• REQUIRED TASK: Nothing should be left out: output all of the entries exactly.

━━ SUPPLIED DATA ━━

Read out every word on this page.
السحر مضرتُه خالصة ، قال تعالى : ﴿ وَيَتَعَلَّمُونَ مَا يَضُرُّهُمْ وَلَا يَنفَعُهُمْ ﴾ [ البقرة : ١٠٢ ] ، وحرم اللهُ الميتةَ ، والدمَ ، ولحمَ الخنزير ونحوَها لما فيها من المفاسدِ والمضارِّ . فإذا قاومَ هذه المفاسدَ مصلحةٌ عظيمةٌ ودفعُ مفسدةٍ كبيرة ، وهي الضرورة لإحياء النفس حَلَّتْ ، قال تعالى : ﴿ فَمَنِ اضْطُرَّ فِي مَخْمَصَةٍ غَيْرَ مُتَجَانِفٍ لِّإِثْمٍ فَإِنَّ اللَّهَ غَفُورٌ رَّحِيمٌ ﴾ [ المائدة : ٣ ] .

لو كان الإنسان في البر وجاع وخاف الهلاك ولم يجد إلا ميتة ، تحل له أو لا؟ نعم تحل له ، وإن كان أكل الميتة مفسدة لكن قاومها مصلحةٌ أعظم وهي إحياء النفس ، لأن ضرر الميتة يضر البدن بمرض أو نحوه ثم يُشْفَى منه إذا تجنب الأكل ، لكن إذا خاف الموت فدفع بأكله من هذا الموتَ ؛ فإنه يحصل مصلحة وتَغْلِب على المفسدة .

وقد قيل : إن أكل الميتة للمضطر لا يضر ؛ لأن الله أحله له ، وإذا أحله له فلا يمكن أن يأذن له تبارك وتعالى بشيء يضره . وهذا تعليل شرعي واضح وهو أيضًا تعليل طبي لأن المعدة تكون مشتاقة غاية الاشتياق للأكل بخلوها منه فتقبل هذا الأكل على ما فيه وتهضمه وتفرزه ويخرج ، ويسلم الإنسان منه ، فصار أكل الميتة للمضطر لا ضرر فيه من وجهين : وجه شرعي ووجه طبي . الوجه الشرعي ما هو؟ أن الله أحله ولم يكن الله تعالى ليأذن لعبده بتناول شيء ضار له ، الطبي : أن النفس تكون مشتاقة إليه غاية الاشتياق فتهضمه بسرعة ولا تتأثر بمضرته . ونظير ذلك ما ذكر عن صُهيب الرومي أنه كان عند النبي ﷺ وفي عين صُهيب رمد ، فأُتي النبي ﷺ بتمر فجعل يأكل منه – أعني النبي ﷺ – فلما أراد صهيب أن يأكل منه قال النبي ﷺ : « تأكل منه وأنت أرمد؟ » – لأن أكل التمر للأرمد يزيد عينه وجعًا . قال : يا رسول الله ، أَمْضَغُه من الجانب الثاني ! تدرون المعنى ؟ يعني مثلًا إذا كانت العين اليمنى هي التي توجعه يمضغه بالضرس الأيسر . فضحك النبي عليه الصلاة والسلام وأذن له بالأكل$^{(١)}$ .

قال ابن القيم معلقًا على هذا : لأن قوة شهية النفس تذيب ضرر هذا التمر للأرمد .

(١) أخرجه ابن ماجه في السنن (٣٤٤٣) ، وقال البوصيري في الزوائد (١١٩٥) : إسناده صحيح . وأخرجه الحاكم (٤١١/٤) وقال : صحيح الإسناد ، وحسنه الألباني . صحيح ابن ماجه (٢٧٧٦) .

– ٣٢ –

━━━

• WORKED SOLUTION:
Read out every word on this page.
السحر مضرتُه خالصة ، قال تعالى : ﴿ وَيَتَعَلَّمُونَ مَا يَضُرُّهُمْ وَلَا يَنفَعُهُمْ ﴾ [ البقرة : ١٠٢ ] ، وحرم اللهُ الميتةَ ، والدمَ ، ولحمَ الخنزير ونحوَها لما فيها من المفاسدِ والمضارِّ . فإذا قاومَ هذه المفاسدَ مصلحةٌ عظيمةٌ ودفعُ مفسدةٍ كبيرة ، وهي الضرورة لإحياء النفس حَلَّتْ ، قال تعالى : ﴿ فَمَنِ اضْطُرَّ فِي مَخْمَصَةٍ غَيْرَ مُتَجَانِفٍ لِّإِثْمٍ فَإِنَّ اللَّهَ غَفُورٌ رَّحِيمٌ ﴾ [ المائدة : ٣ ] .

لو كان الإنسان في البر وجاع وخاف الهلاك ولم يجد إلا ميتة ، تحل له أو لا؟ نعم تحل له ، وإن كان أكل الميتة مفسدة لكن قاومها مصلحةٌ أعظم وهي إحياء النفس ، لأن ضرر الميتة يضر البدن بمرض أو نحوه ثم يُشْفَى منه إذا تجنب الأكل ، لكن إذا خاف الموت فدفع بأكله من هذا الموتَ ؛ فإنه يحصل مصلحة وتَغْلِب على المفسدة .

وقد قيل : إن أكل الميتة للمضطر لا يضر ؛ لأن الله أحله له ، وإذا أحله له فلا يمكن أن يأذن له تبارك وتعالى بشيء يضره . وهذا تعليل شرعي واضح وهو أيضًا تعليل طبي لأن المعدة تكون مشتاقة غاية الاشتياق للأكل بخلوها منه فتقبل هذا الأكل على ما فيه وتهضمه وتفرزه ويخرج ، ويسلم الإنسان منه ، فصار أكل الميتة للمضطر لا ضرر فيه من وجهين : وجه شرعي ووجه طبي . الوجه الشرعي ما هو؟ أن الله أحله ولم يكن الله تعالى ليأذن لعبده بتناول شيء ضار له ، الطبي : أن النفس تكون مشتاقة إليه غاية الاشتياق فتهضمه بسرعة ولا تتأثر بمضرته . ونظير ذلك ما ذكر عن صُهيب الرومي أنه كان عند النبي ﷺ وفي عين صُهيب رمد ، فأُتي النبي ﷺ بتمر فجعل يأكل منه – أعني النبي ﷺ – فلما أراد صهيب أن يأكل منه قال النبي ﷺ : « تأكل منه وأنت أرمد؟ » – لأن أكل التمر للأرمد يزيد عينه وجعًا . قال : يا رسول الله ، أَمْضَغُه من الجانب الثاني ! تدرون المعنى ؟ يعني مثلًا إذا كانت العين اليمنى هي التي توجعه يمضغه بالضرس الأيسر . فضحك النبي عليه الصلاة والسلام وأذن له بالأكل$^{(١)}$ .

قال ابن القيم معلقًا على هذا : لأن قوة شهية النفس تذيب ضرر هذا التمر للأرمد .

(١) أخرجه ابن ماجه في السنن (٣٤٤٣) ، وقال البوصيري في الزوائد (١١٩٥) : إسناده صحيح . وأخرجه الحاكم (٤١١/٤) وقال : صحيح الإسناد ، وحسنه الألباني . صحيح ابن ماجه (٢٧٧٦) .

– ٣٢ –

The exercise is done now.